*MATERIAL*.

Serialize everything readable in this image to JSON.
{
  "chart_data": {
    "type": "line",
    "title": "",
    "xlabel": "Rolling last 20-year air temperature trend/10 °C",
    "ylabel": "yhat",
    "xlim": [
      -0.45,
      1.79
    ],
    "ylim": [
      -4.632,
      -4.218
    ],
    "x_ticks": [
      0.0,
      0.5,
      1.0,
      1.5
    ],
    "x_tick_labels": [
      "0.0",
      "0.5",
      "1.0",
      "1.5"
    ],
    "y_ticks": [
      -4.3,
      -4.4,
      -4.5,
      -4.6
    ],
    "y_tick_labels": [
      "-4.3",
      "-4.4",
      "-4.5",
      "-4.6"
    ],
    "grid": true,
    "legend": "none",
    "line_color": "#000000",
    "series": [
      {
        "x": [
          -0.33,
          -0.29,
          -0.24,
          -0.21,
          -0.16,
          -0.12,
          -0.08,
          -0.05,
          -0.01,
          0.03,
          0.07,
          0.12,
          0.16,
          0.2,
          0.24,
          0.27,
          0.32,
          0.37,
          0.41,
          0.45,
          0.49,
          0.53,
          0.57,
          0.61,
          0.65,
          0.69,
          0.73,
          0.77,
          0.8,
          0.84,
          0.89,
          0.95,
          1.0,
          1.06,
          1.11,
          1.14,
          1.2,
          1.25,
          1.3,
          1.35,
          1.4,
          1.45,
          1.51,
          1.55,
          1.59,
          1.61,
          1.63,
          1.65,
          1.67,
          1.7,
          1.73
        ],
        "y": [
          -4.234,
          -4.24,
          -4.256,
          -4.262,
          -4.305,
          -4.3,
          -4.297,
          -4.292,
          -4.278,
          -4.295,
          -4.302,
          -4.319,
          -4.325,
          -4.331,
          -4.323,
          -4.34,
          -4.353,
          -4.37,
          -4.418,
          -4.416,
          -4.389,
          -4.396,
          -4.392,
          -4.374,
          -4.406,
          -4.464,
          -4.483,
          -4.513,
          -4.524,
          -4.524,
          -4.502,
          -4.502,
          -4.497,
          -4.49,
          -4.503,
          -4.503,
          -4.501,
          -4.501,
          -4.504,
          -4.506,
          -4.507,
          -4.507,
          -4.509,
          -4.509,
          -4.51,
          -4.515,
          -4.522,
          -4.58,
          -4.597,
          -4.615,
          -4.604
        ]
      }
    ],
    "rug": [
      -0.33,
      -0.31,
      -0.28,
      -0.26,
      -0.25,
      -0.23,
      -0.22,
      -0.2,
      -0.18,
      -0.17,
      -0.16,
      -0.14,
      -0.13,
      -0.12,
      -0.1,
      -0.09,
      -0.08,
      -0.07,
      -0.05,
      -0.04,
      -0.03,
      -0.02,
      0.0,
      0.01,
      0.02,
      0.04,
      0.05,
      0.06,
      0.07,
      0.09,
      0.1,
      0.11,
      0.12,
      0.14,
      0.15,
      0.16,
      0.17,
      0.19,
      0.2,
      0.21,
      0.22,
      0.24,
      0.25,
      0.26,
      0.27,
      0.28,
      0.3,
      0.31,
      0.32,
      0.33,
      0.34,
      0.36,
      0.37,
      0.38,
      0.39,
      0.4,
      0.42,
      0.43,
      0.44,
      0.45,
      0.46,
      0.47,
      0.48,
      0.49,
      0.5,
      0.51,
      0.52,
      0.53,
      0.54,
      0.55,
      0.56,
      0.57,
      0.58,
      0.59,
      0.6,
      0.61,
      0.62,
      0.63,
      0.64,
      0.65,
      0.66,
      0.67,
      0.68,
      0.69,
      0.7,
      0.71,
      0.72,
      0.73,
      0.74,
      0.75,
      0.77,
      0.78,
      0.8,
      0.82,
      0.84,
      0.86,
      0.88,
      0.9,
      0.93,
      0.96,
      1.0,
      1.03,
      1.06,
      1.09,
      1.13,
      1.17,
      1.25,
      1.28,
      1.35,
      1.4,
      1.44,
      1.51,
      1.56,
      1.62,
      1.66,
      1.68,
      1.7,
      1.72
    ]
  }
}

*OBJECTIVE*.
Please output the complete data exactly.

*RESULT OF THE TASK*.
Serialize everything readable in this image to JSON.
{
  "chart_data": {
    "type": "line",
    "title": "",
    "xlabel": "Rolling last 20-year air temperature trend/10 °C",
    "ylabel": "yhat",
    "xlim": [
      -0.45,
      1.79
    ],
    "ylim": [
      -4.632,
      -4.218
    ],
    "x_ticks": [
      0.0,
      0.5,
      1.0,
      1.5
    ],
    "x_tick_labels": [
      "0.0",
      "0.5",
      "1.0",
      "1.5"
    ],
    "y_ticks": [
      -4.3,
      -4.4,
      -4.5,
      -4.6
    ],
    "y_tick_labels": [
      "-4.3",
      "-4.4",
      "-4.5",
      "-4.6"
    ],
    "grid": true,
    "legend": "none",
    "line_color": "#000000",
    "series": [
      {
        "x": [
          -0.33,
          -0.29,
          -0.24,
          -0.21,
          -0.16,
          -0.12,
          -0.08,
          -0.05,
          -0.01,
          0.03,
          0.07,
          0.12,
          0.16,
          0.2,
          0.24,
          0.27,
          0.32,
          0.37,
          0.41,
          0.45,
          0.49,
          0.53,
          0.57,
          0.61,
          0.65,
          0.69,
          0.73,
          0.77,
          0.8,
          0.84,
          0.89,
          0.95,
          1.0,
          1.06,
          1.11,
          1.14,
          1.2,
          1.25,
          1.3,
          1.35,
          1.4,
          1.45,
          1.51,
          1.55,
          1.59,
          1.61,
          1.63,
          1.65,
          1.67,
          1.7,
          1.73
        ],
        "y": [
          -4.234,
          -4.24,
          -4.256,
          -4.262,
          -4.305,
          -4.3,
          -4.297,
          -4.292,
          -4.278,
          -4.295,
          -4.302,
          -4.319,
          -4.325,
          -4.331,
          -4.323,
          -4.34,
          -4.353,
          -4.37,
          -4.418,
          -4.416,
          -4.389,
          -4.396,
          -4.392,
          -4.374,
          -4.406,
          -4.464,
          -4.483,
          -4.513,
          -4.524,
          -4.524,
          -4.502,
          -4.502,
          -4.497,
          -4.49,
          -4.503,
          -4.503,
          -4.501,
          -4.501,
          -4.504,
          -4.506,
          -4.507,
          -4.507,
          -4.509,
          -4.509,
          -4.51,
          -4.515,
          -4.522,
          -4.58,
          -4.597,
          -4.615,
          -4.604
        ]
      }
    ],
    "rug": [
      -0.33,
      -0.31,
      -0.28,
      -0.26,
      -0.25,
      -0.23,
      -0.22,
      -0.2,
      -0.18,
      -0.17,
      -0.16,
      -0.14,
      -0.13,
      -0.12,
      -0.1,
      -0.09,
      -0.08,
      -0.07,
      -0.05,
      -0.04,
      -0.03,
      -0.02,
      0.0,
      0.01,
      0.02,
      0.04,
      0.05,
      0.06,
      0.07,
      0.09,
      0.1,
      0.11,
      0.12,
      0.14,
      0.15,
      0.16,
      0.17,
      0.19,
      0.2,
      0.21,
      0.22,
      0.24,
      0.25,
      0.26,
      0.27,
      0.28,
      0.3,
      0.31,
      0.32,
      0.33,
      0.34,
      0.36,
      0.37,
      0.38,
      0.39,
      0.4,
      0.42,
      0.43,
      0.44,
      0.45,
      0.46,
      0.47,
      0.48,
      0.49,
      0.5,
      0.51,
      0.52,
      0.53,
      0.54,
      0.55,
      0.56,
      0.57,
      0.58,
      0.59,
      0.6,
      0.61,
      0.62,
      0.63,
      0.64,
      0.65,
      0.66,
      0.67,
      0.68,
      0.69,
      0.7,
      0.71,
      0.72,
      0.73,
      0.74,
      0.75,
      0.77,
      0.78,
      0.8,
      0.82,
      0.84,
      0.86,
      0.88,
      0.9,
      0.93,
      0.96,
      1.0,
      1.03,
      1.06,
      1.09,
      1.13,
      1.17,
      1.25,
      1.28,
      1.35,
      1.4,
      1.44,
      1.51,
      1.56,
      1.62,
      1.66,
      1.68,
      1.7,
      1.72
    ]
  }
}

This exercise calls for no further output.